- _Exercise directions_
Continue the discussion about how mocket should tell client sockets from server sockets, starting right after its final sentence.

- _Source document_
• • • • •

After I fixed that, I got a:
File ".../python-mocket/mocket/mocket.py", line 366, in true_sendall
self.true_socket.sendall(data, *args, **kwargs)
BrokenPipeError: [Errno 32] Broken pipe
and that's what I am trying to investigate now.
My bad, that was a rookie mistake. What I get instead is that the client gets stuck on:
File ".../python-mocket/mocket/mocket.py", line 375, in true_sendall
recv = self.true_socket.recv(self._buflen)
I've never felt like I completely understand socket-based programming (to the level of intuitively knowing how to write socket-based communication code), but what I remember is that although each socket can operate like a peer, generally a socket will self-categorize as either a 'server' or 'client' type of socket during initialization: the former will always bind
to an address and port to listen on.
(I also forget why bind
and listen
are separate calls, but that's beside the point)
My guess here is that we only want mocket
to perform custom logic for sockets that are categorized as 'client'. And to do that effectively, we need to identify the type of the socket before any ambiguous calls happen (such as send
, recv
-- basically, calls that are valid for both types of socket).
My guess here is that we only want
mocket
to perform custom logic for sockets that are categorized as 'client'.
I don't think there is a procedural way to distinguish between a client and a server socket, apart from when it starts to use its primitives. Also, servers use both server and client sockets. Quoting from the same page:
The first thing to note, is that the web browser’s “client” socket
and the web server’s “client” socket are identical beasts.

• • • • •

- _Supplied information_
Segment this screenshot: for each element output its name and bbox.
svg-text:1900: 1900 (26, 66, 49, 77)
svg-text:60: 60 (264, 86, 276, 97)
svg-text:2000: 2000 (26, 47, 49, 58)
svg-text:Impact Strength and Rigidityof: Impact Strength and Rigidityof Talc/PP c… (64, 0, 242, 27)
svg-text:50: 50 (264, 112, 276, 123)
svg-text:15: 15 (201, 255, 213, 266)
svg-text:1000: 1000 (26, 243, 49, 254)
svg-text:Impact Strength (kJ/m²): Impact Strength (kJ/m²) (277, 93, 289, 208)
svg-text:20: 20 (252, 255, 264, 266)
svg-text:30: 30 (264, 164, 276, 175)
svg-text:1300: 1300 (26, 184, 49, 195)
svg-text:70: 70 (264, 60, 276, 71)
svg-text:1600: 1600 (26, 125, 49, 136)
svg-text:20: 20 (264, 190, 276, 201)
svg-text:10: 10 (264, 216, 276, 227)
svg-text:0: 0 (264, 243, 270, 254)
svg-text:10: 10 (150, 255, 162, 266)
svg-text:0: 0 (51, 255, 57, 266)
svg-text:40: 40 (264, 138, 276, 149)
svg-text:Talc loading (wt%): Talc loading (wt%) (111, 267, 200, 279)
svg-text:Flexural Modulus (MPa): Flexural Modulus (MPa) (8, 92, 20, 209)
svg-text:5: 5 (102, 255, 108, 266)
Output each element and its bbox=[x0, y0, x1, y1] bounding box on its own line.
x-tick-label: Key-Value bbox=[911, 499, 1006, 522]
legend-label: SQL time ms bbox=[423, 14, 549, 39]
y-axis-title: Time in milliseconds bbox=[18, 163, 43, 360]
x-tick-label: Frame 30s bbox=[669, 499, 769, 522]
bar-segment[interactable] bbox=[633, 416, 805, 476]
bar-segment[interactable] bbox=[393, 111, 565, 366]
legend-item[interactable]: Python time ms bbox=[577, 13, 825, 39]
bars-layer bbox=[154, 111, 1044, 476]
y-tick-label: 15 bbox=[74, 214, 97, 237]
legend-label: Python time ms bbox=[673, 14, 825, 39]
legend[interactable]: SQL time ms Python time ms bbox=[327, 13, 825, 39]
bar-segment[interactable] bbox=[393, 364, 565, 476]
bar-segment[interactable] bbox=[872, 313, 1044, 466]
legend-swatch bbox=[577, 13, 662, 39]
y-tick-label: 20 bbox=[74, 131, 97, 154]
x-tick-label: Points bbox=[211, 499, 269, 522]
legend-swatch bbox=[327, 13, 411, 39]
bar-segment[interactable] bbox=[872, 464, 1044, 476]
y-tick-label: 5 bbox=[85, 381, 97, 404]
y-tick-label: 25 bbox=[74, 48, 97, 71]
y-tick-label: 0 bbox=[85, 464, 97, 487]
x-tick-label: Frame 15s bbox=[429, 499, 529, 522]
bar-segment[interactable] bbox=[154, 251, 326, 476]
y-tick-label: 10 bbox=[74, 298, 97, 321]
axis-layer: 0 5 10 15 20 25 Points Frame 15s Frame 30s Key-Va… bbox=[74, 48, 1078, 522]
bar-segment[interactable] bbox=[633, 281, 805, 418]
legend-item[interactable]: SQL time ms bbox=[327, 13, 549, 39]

• • • • •

- _Answer for the task_
See the examples from https://docs.python.org/3/howto/sockets.html#creating-a-socket
I don't think there is a procedural way to distinguish between a client and a server socket, apart from when it starts to use its primitives. Also, servers use both server and client sockets.
@mindflayer is that enough evidence to prove this feature request invalid? (I think that it's ok - maybe good - if it is)
My bad, that was a rookie mistake. What I get instead is that the client gets stuck on:
File ".../python-mocket/mocket/mocket.py", line 375, in true_sendall recv = self.true_socket.recv(self._buflen)
After attempting an implementation here (essentially: a lot of if
conditions to check whether the socket.socket
-inherited object is in 'server mode', and to call the super-method if so), I've caught up to this change, and see the same behaviour here.
I've also added some debug print
statements to check the progress of socket creation and startup.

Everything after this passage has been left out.